— START OF Recorded data —

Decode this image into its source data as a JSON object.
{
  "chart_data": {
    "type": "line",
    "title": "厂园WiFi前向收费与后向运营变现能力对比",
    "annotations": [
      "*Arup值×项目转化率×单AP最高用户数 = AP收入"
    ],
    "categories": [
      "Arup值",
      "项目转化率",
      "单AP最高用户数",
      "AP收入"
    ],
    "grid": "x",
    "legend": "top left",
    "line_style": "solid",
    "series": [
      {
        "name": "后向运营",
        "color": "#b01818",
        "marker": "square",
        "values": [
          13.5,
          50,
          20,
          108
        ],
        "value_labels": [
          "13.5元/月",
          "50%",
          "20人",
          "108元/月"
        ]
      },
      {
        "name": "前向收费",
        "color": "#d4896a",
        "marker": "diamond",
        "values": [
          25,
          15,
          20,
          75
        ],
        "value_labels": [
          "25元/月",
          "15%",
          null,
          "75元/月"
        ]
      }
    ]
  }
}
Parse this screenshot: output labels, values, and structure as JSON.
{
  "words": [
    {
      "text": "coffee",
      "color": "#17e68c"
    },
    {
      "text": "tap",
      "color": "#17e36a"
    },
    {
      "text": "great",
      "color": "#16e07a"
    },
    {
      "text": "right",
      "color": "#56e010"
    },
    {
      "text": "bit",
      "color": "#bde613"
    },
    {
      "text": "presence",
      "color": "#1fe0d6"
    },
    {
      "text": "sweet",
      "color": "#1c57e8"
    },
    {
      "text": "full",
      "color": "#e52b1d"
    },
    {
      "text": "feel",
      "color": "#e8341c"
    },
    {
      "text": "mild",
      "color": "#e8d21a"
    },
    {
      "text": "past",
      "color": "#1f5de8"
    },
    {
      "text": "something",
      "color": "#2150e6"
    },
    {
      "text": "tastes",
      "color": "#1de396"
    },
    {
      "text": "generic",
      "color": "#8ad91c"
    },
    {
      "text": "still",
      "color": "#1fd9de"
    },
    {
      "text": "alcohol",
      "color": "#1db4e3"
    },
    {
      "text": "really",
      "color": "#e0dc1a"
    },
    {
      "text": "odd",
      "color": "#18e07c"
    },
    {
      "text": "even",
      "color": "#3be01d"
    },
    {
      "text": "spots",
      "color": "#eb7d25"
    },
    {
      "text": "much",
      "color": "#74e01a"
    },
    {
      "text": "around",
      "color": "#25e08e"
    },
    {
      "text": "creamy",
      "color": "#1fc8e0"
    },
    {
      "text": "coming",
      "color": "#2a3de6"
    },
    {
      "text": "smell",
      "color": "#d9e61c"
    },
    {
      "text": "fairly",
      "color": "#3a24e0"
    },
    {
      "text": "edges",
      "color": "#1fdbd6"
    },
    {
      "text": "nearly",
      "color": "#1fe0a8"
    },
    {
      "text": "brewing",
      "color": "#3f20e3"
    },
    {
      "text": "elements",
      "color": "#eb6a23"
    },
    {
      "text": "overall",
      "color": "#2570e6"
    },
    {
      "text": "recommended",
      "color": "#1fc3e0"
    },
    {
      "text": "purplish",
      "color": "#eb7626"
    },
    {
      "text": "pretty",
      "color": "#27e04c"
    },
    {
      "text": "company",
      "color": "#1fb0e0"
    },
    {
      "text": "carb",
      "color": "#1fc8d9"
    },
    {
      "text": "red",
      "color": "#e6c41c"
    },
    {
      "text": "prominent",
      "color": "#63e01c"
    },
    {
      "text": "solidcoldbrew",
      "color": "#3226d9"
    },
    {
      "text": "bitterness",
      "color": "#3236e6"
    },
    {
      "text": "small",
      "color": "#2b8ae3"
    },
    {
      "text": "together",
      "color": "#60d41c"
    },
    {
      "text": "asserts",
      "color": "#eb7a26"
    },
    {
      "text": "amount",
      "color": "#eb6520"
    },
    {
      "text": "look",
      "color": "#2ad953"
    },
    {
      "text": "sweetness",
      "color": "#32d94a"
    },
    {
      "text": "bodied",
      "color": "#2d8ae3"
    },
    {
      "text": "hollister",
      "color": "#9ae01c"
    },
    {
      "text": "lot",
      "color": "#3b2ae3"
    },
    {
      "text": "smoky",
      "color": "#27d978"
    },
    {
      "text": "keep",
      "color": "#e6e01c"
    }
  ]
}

— END OF Recorded data —

Your objective:
Type the whole listing again, unaltered.

Answer for this exercise:
Decode this image into its source data as a JSON object.
{
  "chart_data": {
    "type": "line",
    "title": "厂园WiFi前向收费与后向运营变现能力对比",
    "annotations": [
      "*Arup值×项目转化率×单AP最高用户数 = AP收入"
    ],
    "categories": [
      "Arup值",
      "项目转化率",
      "单AP最高用户数",
      "AP收入"
    ],
    "grid": "x",
    "legend": "top left",
    "line_style": "solid",
    "series": [
      {
        "name": "后向运营",
        "color": "#b01818",
        "marker": "square",
        "values": [
          13.5,
          50,
          20,
          108
        ],
        "value_labels": [
          "13.5元/月",
          "50%",
          "20人",
          "108元/月"
        ]
      },
      {
        "name": "前向收费",
        "color": "#d4896a",
        "marker": "diamond",
        "values": [
          25,
          15,
          20,
          75
        ],
        "value_labels": [
          "25元/月",
          "15%",
          null,
          "75元/月"
        ]
      }
    ]
  }
}
Parse this screenshot: output labels, values, and structure as JSON.
{
  "words": [
    {
      "text": "coffee",
      "color": "#17e68c"
    },
    {
      "text": "tap",
      "color": "#17e36a"
    },
    {
      "text": "great",
      "color": "#16e07a"
    },
    {
      "text": "right",
      "color": "#56e010"
    },
    {
      "text": "bit",
      "color": "#bde613"
    },
    {
      "text": "presence",
      "color": "#1fe0d6"
    },
    {
      "text": "sweet",
      "color": "#1c57e8"
    },
    {
      "text": "full",
      "color": "#e52b1d"
    },
    {
      "text": "feel",
      "color": "#e8341c"
    },
    {
      "text": "mild",
      "color": "#e8d21a"
    },
    {
      "text": "past",
      "color": "#1f5de8"
    },
    {
      "text": "something",
      "color": "#2150e6"
    },
    {
      "text": "tastes",
      "color": "#1de396"
    },
    {
      "text": "generic",
      "color": "#8ad91c"
    },
    {
      "text": "still",
      "color": "#1fd9de"
    },
    {
      "text": "alcohol",
      "color": "#1db4e3"
    },
    {
      "text": "really",
      "color": "#e0dc1a"
    },
    {
      "text": "odd",
      "color": "#18e07c"
    },
    {
      "text": "even",
      "color": "#3be01d"
    },
    {
      "text": "spots",
      "color": "#eb7d25"
    },
    {
      "text": "much",
      "color": "#74e01a"
    },
    {
      "text": "around",
      "color": "#25e08e"
    },
    {
      "text": "creamy",
      "color": "#1fc8e0"
    },
    {
      "text": "coming",
      "color": "#2a3de6"
    },
    {
      "text": "smell",
      "color": "#d9e61c"
    },
    {
      "text": "fairly",
      "color": "#3a24e0"
    },
    {
      "text": "edges",
      "color": "#1fdbd6"
    },
    {
      "text": "nearly",
      "color": "#1fe0a8"
    },
    {
      "text": "brewing",
      "color": "#3f20e3"
    },
    {
      "text": "elements",
      "color": "#eb6a23"
    },
    {
      "text": "overall",
      "color": "#2570e6"
    },
    {
      "text": "recommended",
      "color": "#1fc3e0"
    },
    {
      "text": "purplish",
      "color": "#eb7626"
    },
    {
      "text": "pretty",
      "color": "#27e04c"
    },
    {
      "text": "company",
      "color": "#1fb0e0"
    },
    {
      "text": "carb",
      "color": "#1fc8d9"
    },
    {
      "text": "red",
      "color": "#e6c41c"
    },
    {
      "text": "prominent",
      "color": "#63e01c"
    },
    {
      "text": "solidcoldbrew",
      "color": "#3226d9"
    },
    {
      "text": "bitterness",
      "color": "#3236e6"
    },
    {
      "text": "small",
      "color": "#2b8ae3"
    },
    {
      "text": "together",
      "color": "#60d41c"
    },
    {
      "text": "asserts",
      "color": "#eb7a26"
    },
    {
      "text": "amount",
      "color": "#eb6520"
    },
    {
      "text": "look",
      "color": "#2ad953"
    },
    {
      "text": "sweetness",
      "color": "#32d94a"
    },
    {
      "text": "bodied",
      "color": "#2d8ae3"
    },
    {
      "text": "hollister",
      "color": "#9ae01c"
    },
    {
      "text": "lot",
      "color": "#3b2ae3"
    },
    {
      "text": "smoky",
      "color": "#27d978"
    },
    {
      "text": "keep",
      "color": "#e6e01c"
    }
  ]
}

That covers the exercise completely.